Exercise brief => Pictures don't belong in the copy; print all the records exactly.

Data supplied =>
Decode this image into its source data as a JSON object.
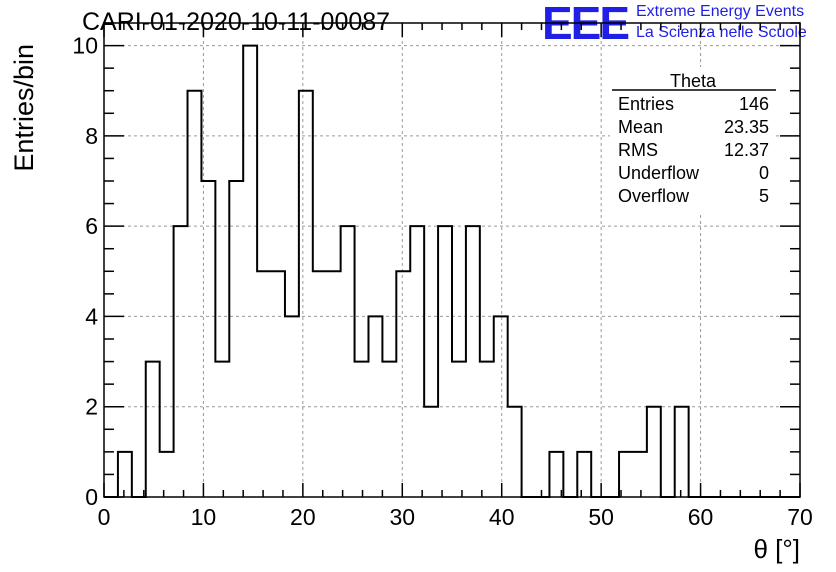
{
  "header": {
    "title": "CARI-01-2020-10-11-00087",
    "logo_text": "EEE",
    "logo_line1": "Extreme Energy Events",
    "logo_line2": "La Scienza nelle Scuole",
    "logo_color": "#1f1fe6"
  },
  "stats": {
    "title": "Theta",
    "rows": [
      {
        "label": "Entries",
        "value": "146"
      },
      {
        "label": "Mean",
        "value": "23.35"
      },
      {
        "label": "RMS",
        "value": "12.37"
      },
      {
        "label": "Underflow",
        "value": "0"
      },
      {
        "label": "Overflow",
        "value": "5"
      }
    ]
  },
  "chart_data": {
    "type": "bar",
    "title": "CARI-01-2020-10-11-00087",
    "xlabel": "θ [°]",
    "ylabel": "Entries/bin",
    "xlim": [
      0,
      70
    ],
    "ylim": [
      0,
      10.5
    ],
    "bin_width": 1.4,
    "bin_edges_start": 0,
    "x_ticks": [
      0,
      10,
      20,
      30,
      40,
      50,
      60,
      70
    ],
    "y_ticks": [
      0,
      2,
      4,
      6,
      8,
      10
    ],
    "grid": true,
    "values": [
      0,
      1,
      0,
      3,
      1,
      6,
      9,
      7,
      3,
      7,
      10,
      5,
      5,
      4,
      9,
      5,
      5,
      6,
      3,
      4,
      3,
      5,
      6,
      2,
      6,
      3,
      6,
      3,
      4,
      2,
      0,
      0,
      1,
      0,
      1,
      0,
      0,
      1,
      1,
      2,
      0,
      2,
      0,
      0,
      0,
      0,
      0,
      0,
      0,
      0
    ],
    "color": "#000000"
  }
}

Written solution =>
Decode this image into its source data as a JSON object.
{
  "header": {
    "title": "CARI-01-2020-10-11-00087",
    "logo_text": "EEE",
    "logo_line1": "Extreme Energy Events",
    "logo_line2": "La Scienza nelle Scuole",
    "logo_color": "#1f1fe6"
  },
  "stats": {
    "title": "Theta",
    "rows": [
      {
        "label": "Entries",
        "value": "146"
      },
      {
        "label": "Mean",
        "value": "23.35"
      },
      {
        "label": "RMS",
        "value": "12.37"
      },
      {
        "label": "Underflow",
        "value": "0"
      },
      {
        "label": "Overflow",
        "value": "5"
      }
    ]
  },
  "chart_data": {
    "type": "bar",
    "title": "CARI-01-2020-10-11-00087",
    "xlabel": "θ [°]",
    "ylabel": "Entries/bin",
    "xlim": [
      0,
      70
    ],
    "ylim": [
      0,
      10.5
    ],
    "bin_width": 1.4,
    "bin_edges_start": 0,
    "x_ticks": [
      0,
      10,
      20,
      30,
      40,
      50,
      60,
      70
    ],
    "y_ticks": [
      0,
      2,
      4,
      6,
      8,
      10
    ],
    "grid": true,
    "values": [
      0,
      1,
      0,
      3,
      1,
      6,
      9,
      7,
      3,
      7,
      10,
      5,
      5,
      4,
      9,
      5,
      5,
      6,
      3,
      4,
      3,
      5,
      6,
      2,
      6,
      3,
      6,
      3,
      4,
      2,
      0,
      0,
      1,
      0,
      1,
      0,
      0,
      1,
      1,
      2,
      0,
      2,
      0,
      0,
      0,
      0,
      0,
      0,
      0,
      0
    ],
    "color": "#000000"
  }
}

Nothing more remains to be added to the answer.